(WRITTEN EXERCISE)
Retype all of the entries word for word.

(DATA SUPPLIED)
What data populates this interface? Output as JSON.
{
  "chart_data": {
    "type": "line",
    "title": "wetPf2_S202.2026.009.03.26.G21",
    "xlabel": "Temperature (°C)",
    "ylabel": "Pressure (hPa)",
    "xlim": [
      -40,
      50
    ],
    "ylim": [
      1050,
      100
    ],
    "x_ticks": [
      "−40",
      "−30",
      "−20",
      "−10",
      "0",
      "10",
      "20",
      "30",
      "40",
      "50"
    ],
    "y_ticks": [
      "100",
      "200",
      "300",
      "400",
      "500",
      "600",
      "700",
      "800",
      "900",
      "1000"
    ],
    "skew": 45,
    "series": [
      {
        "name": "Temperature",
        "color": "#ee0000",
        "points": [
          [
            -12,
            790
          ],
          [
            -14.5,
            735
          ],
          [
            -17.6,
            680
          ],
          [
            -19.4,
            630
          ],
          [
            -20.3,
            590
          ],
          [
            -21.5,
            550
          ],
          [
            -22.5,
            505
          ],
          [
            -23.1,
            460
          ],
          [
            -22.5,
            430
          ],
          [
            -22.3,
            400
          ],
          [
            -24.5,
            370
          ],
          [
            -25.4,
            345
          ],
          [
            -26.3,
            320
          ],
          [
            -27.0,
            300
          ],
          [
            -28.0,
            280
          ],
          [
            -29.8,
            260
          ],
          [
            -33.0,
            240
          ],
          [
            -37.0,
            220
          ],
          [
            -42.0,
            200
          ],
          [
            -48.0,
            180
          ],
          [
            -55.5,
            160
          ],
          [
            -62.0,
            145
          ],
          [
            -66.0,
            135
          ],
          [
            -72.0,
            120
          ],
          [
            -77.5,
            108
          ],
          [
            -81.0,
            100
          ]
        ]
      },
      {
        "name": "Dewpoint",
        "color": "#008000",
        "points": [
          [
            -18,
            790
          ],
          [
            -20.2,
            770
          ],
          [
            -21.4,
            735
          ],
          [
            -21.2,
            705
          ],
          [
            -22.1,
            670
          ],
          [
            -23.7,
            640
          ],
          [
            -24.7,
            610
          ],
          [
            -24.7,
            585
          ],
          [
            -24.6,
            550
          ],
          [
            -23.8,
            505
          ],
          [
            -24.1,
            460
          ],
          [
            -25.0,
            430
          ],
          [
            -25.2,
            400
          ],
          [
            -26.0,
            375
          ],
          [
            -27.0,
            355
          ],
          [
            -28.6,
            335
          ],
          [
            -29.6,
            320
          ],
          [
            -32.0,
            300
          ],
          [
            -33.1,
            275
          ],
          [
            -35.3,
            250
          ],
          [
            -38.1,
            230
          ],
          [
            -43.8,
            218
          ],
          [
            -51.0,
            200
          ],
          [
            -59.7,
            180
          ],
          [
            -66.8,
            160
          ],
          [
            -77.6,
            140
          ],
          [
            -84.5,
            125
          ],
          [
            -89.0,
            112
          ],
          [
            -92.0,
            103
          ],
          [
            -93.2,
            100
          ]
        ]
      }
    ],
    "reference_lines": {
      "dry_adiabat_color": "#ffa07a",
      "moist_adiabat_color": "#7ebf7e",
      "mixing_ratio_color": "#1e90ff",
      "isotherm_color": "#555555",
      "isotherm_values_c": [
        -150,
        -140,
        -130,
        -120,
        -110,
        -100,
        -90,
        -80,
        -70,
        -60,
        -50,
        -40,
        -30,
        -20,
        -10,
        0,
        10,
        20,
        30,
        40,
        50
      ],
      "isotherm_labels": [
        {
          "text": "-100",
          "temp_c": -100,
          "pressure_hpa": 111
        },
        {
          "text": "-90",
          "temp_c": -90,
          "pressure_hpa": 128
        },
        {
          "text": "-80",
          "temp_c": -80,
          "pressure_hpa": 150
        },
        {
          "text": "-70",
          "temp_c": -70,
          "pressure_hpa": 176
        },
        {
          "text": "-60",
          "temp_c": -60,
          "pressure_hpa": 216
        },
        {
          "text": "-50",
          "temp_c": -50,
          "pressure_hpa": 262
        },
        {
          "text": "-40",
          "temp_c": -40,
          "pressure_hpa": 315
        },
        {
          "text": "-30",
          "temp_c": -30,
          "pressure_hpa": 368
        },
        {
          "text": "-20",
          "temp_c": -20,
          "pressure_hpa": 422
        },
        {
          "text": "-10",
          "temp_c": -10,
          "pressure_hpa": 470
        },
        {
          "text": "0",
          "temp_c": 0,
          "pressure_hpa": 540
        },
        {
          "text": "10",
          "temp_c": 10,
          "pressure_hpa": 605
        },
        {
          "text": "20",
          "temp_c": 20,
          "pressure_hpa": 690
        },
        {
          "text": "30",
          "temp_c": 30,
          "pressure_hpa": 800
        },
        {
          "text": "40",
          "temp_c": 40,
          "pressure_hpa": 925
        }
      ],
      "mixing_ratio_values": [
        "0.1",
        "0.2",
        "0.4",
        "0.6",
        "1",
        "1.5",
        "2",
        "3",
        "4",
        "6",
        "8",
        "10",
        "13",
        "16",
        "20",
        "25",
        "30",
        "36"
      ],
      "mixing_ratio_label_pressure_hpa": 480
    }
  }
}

(TASK OUTPUT)
What data populates this interface? Output as JSON.
{
  "chart_data": {
    "type": "line",
    "title": "wetPf2_S202.2026.009.03.26.G21",
    "xlabel": "Temperature (°C)",
    "ylabel": "Pressure (hPa)",
    "xlim": [
      -40,
      50
    ],
    "ylim": [
      1050,
      100
    ],
    "x_ticks": [
      "−40",
      "−30",
      "−20",
      "−10",
      "0",
      "10",
      "20",
      "30",
      "40",
      "50"
    ],
    "y_ticks": [
      "100",
      "200",
      "300",
      "400",
      "500",
      "600",
      "700",
      "800",
      "900",
      "1000"
    ],
    "skew": 45,
    "series": [
      {
        "name": "Temperature",
        "color": "#ee0000",
        "points": [
          [
            -12,
            790
          ],
          [
            -14.5,
            735
          ],
          [
            -17.6,
            680
          ],
          [
            -19.4,
            630
          ],
          [
            -20.3,
            590
          ],
          [
            -21.5,
            550
          ],
          [
            -22.5,
            505
          ],
          [
            -23.1,
            460
          ],
          [
            -22.5,
            430
          ],
          [
            -22.3,
            400
          ],
          [
            -24.5,
            370
          ],
          [
            -25.4,
            345
          ],
          [
            -26.3,
            320
          ],
          [
            -27.0,
            300
          ],
          [
            -28.0,
            280
          ],
          [
            -29.8,
            260
          ],
          [
            -33.0,
            240
          ],
          [
            -37.0,
            220
          ],
          [
            -42.0,
            200
          ],
          [
            -48.0,
            180
          ],
          [
            -55.5,
            160
          ],
          [
            -62.0,
            145
          ],
          [
            -66.0,
            135
          ],
          [
            -72.0,
            120
          ],
          [
            -77.5,
            108
          ],
          [
            -81.0,
            100
          ]
        ]
      },
      {
        "name": "Dewpoint",
        "color": "#008000",
        "points": [
          [
            -18,
            790
          ],
          [
            -20.2,
            770
          ],
          [
            -21.4,
            735
          ],
          [
            -21.2,
            705
          ],
          [
            -22.1,
            670
          ],
          [
            -23.7,
            640
          ],
          [
            -24.7,
            610
          ],
          [
            -24.7,
            585
          ],
          [
            -24.6,
            550
          ],
          [
            -23.8,
            505
          ],
          [
            -24.1,
            460
          ],
          [
            -25.0,
            430
          ],
          [
            -25.2,
            400
          ],
          [
            -26.0,
            375
          ],
          [
            -27.0,
            355
          ],
          [
            -28.6,
            335
          ],
          [
            -29.6,
            320
          ],
          [
            -32.0,
            300
          ],
          [
            -33.1,
            275
          ],
          [
            -35.3,
            250
          ],
          [
            -38.1,
            230
          ],
          [
            -43.8,
            218
          ],
          [
            -51.0,
            200
          ],
          [
            -59.7,
            180
          ],
          [
            -66.8,
            160
          ],
          [
            -77.6,
            140
          ],
          [
            -84.5,
            125
          ],
          [
            -89.0,
            112
          ],
          [
            -92.0,
            103
          ],
          [
            -93.2,
            100
          ]
        ]
      }
    ],
    "reference_lines": {
      "dry_adiabat_color": "#ffa07a",
      "moist_adiabat_color": "#7ebf7e",
      "mixing_ratio_color": "#1e90ff",
      "isotherm_color": "#555555",
      "isotherm_values_c": [
        -150,
        -140,
        -130,
        -120,
        -110,
        -100,
        -90,
        -80,
        -70,
        -60,
        -50,
        -40,
        -30,
        -20,
        -10,
        0,
        10,
        20,
        30,
        40,
        50
      ],
      "isotherm_labels": [
        {
          "text": "-100",
          "temp_c": -100,
          "pressure_hpa": 111
        },
        {
          "text": "-90",
          "temp_c": -90,
          "pressure_hpa": 128
        },
        {
          "text": "-80",
          "temp_c": -80,
          "pressure_hpa": 150
        },
        {
          "text": "-70",
          "temp_c": -70,
          "pressure_hpa": 176
        },
        {
          "text": "-60",
          "temp_c": -60,
          "pressure_hpa": 216
        },
        {
          "text": "-50",
          "temp_c": -50,
          "pressure_hpa": 262
        },
        {
          "text": "-40",
          "temp_c": -40,
          "pressure_hpa": 315
        },
        {
          "text": "-30",
          "temp_c": -30,
          "pressure_hpa": 368
        },
        {
          "text": "-20",
          "temp_c": -20,
          "pressure_hpa": 422
        },
        {
          "text": "-10",
          "temp_c": -10,
          "pressure_hpa": 470
        },
        {
          "text": "0",
          "temp_c": 0,
          "pressure_hpa": 540
        },
        {
          "text": "10",
          "temp_c": 10,
          "pressure_hpa": 605
        },
        {
          "text": "20",
          "temp_c": 20,
          "pressure_hpa": 690
        },
        {
          "text": "30",
          "temp_c": 30,
          "pressure_hpa": 800
        },
        {
          "text": "40",
          "temp_c": 40,
          "pressure_hpa": 925
        }
      ],
      "mixing_ratio_values": [
        "0.1",
        "0.2",
        "0.4",
        "0.6",
        "1",
        "1.5",
        "2",
        "3",
        "4",
        "6",
        "8",
        "10",
        "13",
        "16",
        "20",
        "25",
        "30",
        "36"
      ],
      "mixing_ratio_label_pressure_hpa": 480
    }
  }
}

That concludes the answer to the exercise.